## Task to carry out
Output the lines that follow exactly as they are.

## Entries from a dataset
================

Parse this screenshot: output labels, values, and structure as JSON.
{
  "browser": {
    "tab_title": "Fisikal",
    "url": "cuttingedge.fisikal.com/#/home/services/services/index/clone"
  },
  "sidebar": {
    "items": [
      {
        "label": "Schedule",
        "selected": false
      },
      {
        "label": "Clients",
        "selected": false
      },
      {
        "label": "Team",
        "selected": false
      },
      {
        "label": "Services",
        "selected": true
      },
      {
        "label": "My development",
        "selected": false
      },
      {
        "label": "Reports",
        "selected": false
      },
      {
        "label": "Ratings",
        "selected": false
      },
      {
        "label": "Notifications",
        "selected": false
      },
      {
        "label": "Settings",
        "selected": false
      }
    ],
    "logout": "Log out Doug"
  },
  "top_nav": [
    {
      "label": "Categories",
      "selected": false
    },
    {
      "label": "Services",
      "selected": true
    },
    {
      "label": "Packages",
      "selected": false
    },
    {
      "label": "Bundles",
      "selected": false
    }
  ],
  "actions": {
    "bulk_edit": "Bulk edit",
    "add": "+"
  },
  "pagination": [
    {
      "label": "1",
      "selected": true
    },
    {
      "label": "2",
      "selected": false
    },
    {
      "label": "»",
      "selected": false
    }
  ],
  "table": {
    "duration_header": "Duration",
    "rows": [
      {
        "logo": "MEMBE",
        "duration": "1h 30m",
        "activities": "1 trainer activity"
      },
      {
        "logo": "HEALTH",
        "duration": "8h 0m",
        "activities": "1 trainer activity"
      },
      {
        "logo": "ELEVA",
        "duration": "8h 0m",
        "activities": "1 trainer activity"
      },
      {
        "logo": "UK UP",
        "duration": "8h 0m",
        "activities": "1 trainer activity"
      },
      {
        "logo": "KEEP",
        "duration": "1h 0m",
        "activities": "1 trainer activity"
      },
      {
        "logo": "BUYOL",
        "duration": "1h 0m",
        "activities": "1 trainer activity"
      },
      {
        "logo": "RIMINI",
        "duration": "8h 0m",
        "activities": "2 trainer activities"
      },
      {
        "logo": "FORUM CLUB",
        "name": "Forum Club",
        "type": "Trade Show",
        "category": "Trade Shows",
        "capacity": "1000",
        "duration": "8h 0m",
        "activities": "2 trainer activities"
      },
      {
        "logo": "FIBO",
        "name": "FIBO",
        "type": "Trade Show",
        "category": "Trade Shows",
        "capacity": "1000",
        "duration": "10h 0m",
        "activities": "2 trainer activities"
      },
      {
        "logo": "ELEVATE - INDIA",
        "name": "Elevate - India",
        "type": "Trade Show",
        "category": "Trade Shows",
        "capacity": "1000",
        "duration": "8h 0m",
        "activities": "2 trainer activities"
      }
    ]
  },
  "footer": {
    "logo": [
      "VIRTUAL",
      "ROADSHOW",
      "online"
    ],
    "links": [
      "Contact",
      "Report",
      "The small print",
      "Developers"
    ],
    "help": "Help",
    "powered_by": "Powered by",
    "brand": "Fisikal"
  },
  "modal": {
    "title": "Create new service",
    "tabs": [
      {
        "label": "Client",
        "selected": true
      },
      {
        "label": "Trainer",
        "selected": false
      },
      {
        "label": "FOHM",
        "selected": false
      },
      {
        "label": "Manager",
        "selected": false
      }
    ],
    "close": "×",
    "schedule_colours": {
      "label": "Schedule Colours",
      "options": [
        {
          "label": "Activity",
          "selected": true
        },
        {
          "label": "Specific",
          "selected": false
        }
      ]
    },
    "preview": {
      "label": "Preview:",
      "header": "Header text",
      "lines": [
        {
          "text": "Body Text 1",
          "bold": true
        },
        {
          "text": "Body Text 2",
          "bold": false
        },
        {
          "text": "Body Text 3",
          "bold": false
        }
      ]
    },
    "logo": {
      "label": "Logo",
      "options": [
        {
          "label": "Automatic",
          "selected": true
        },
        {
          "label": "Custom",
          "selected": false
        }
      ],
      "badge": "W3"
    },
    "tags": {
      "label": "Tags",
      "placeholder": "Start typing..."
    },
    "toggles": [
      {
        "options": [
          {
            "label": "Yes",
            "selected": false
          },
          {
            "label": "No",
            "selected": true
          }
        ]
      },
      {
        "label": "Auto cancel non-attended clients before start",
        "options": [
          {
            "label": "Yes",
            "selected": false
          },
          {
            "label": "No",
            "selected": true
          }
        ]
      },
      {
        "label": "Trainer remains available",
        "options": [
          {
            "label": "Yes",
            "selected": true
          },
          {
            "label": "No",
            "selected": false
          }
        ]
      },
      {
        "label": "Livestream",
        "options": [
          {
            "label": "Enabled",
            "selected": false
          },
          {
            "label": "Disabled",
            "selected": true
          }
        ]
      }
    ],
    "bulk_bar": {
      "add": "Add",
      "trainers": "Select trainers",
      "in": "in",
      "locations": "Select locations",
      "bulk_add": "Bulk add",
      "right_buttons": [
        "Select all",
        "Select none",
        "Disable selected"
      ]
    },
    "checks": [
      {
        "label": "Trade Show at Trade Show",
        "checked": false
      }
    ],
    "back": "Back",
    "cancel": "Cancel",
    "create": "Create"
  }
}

================

## Written response
Parse this screenshot: output labels, values, and structure as JSON.
{
  "browser": {
    "tab_title": "Fisikal",
    "url": "cuttingedge.fisikal.com/#/home/services/services/index/clone"
  },
  "sidebar": {
    "items": [
      {
        "label": "Schedule",
        "selected": false
      },
      {
        "label": "Clients",
        "selected": false
      },
      {
        "label": "Team",
        "selected": false
      },
      {
        "label": "Services",
        "selected": true
      },
      {
        "label": "My development",
        "selected": false
      },
      {
        "label": "Reports",
        "selected": false
      },
      {
        "label": "Ratings",
        "selected": false
      },
      {
        "label": "Notifications",
        "selected": false
      },
      {
        "label": "Settings",
        "selected": false
      }
    ],
    "logout": "Log out Doug"
  },
  "top_nav": [
    {
      "label": "Categories",
      "selected": false
    },
    {
      "label": "Services",
      "selected": true
    },
    {
      "label": "Packages",
      "selected": false
    },
    {
      "label": "Bundles",
      "selected": false
    }
  ],
  "actions": {
    "bulk_edit": "Bulk edit",
    "add": "+"
  },
  "pagination": [
    {
      "label": "1",
      "selected": true
    },
    {
      "label": "2",
      "selected": false
    },
    {
      "label": "»",
      "selected": false
    }
  ],
  "table": {
    "duration_header": "Duration",
    "rows": [
      {
        "logo": "MEMBE",
        "duration": "1h 30m",
        "activities": "1 trainer activity"
      },
      {
        "logo": "HEALTH",
        "duration": "8h 0m",
        "activities": "1 trainer activity"
      },
      {
        "logo": "ELEVA",
        "duration": "8h 0m",
        "activities": "1 trainer activity"
      },
      {
        "logo": "UK UP",
        "duration": "8h 0m",
        "activities": "1 trainer activity"
      },
      {
        "logo": "KEEP",
        "duration": "1h 0m",
        "activities": "1 trainer activity"
      },
      {
        "logo": "BUYOL",
        "duration": "1h 0m",
        "activities": "1 trainer activity"
      },
      {
        "logo": "RIMINI",
        "duration": "8h 0m",
        "activities": "2 trainer activities"
      },
      {
        "logo": "FORUM CLUB",
        "name": "Forum Club",
        "type": "Trade Show",
        "category": "Trade Shows",
        "capacity": "1000",
        "duration": "8h 0m",
        "activities": "2 trainer activities"
      },
      {
        "logo": "FIBO",
        "name": "FIBO",
        "type": "Trade Show",
        "category": "Trade Shows",
        "capacity": "1000",
        "duration": "10h 0m",
        "activities": "2 trainer activities"
      },
      {
        "logo": "ELEVATE - INDIA",
        "name": "Elevate - India",
        "type": "Trade Show",
        "category": "Trade Shows",
        "capacity": "1000",
        "duration": "8h 0m",
        "activities": "2 trainer activities"
      }
    ]
  },
  "footer": {
    "logo": [
      "VIRTUAL",
      "ROADSHOW",
      "online"
    ],
    "links": [
      "Contact",
      "Report",
      "The small print",
      "Developers"
    ],
    "help": "Help",
    "powered_by": "Powered by",
    "brand": "Fisikal"
  },
  "modal": {
    "title": "Create new service",
    "tabs": [
      {
        "label": "Client",
        "selected": true
      },
      {
        "label": "Trainer",
        "selected": false
      },
      {
        "label": "FOHM",
        "selected": false
      },
      {
        "label": "Manager",
        "selected": false
      }
    ],
    "close": "×",
    "schedule_colours": {
      "label": "Schedule Colours",
      "options": [
        {
          "label": "Activity",
          "selected": true
        },
        {
          "label": "Specific",
          "selected": false
        }
      ]
    },
    "preview": {
      "label": "Preview:",
      "header": "Header text",
      "lines": [
        {
          "text": "Body Text 1",
          "bold": true
        },
        {
          "text": "Body Text 2",
          "bold": false
        },
        {
          "text": "Body Text 3",
          "bold": false
        }
      ]
    },
    "logo": {
      "label": "Logo",
      "options": [
        {
          "label": "Automatic",
          "selected": true
        },
        {
          "label": "Custom",
          "selected": false
        }
      ],
      "badge": "W3"
    },
    "tags": {
      "label": "Tags",
      "placeholder": "Start typing..."
    },
    "toggles": [
      {
        "options": [
          {
            "label": "Yes",
            "selected": false
          },
          {
            "label": "No",
            "selected": true
          }
        ]
      },
      {
        "label": "Auto cancel non-attended clients before start",
        "options": [
          {
            "label": "Yes",
            "selected": false
          },
          {
            "label": "No",
            "selected": true
          }
        ]
      },
      {
        "label": "Trainer remains available",
        "options": [
          {
            "label": "Yes",
            "selected": true
          },
          {
            "label": "No",
            "selected": false
          }
        ]
      },
      {
        "label": "Livestream",
        "options": [
          {
            "label": "Enabled",
            "selected": false
          },
          {
            "label": "Disabled",
            "selected": true
          }
        ]
      }
    ],
    "bulk_bar": {
      "add": "Add",
      "trainers": "Select trainers",
      "in": "in",
      "locations": "Select locations",
      "bulk_add": "Bulk add",
      "right_buttons": [
        "Select all",
        "Select none",
        "Disable selected"
      ]
    },
    "checks": [
      {
        "label": "Trade Show at Trade Show",
        "checked": false
      }
    ],
    "back": "Back",
    "cancel": "Cancel",
    "create": "Create"
  }
}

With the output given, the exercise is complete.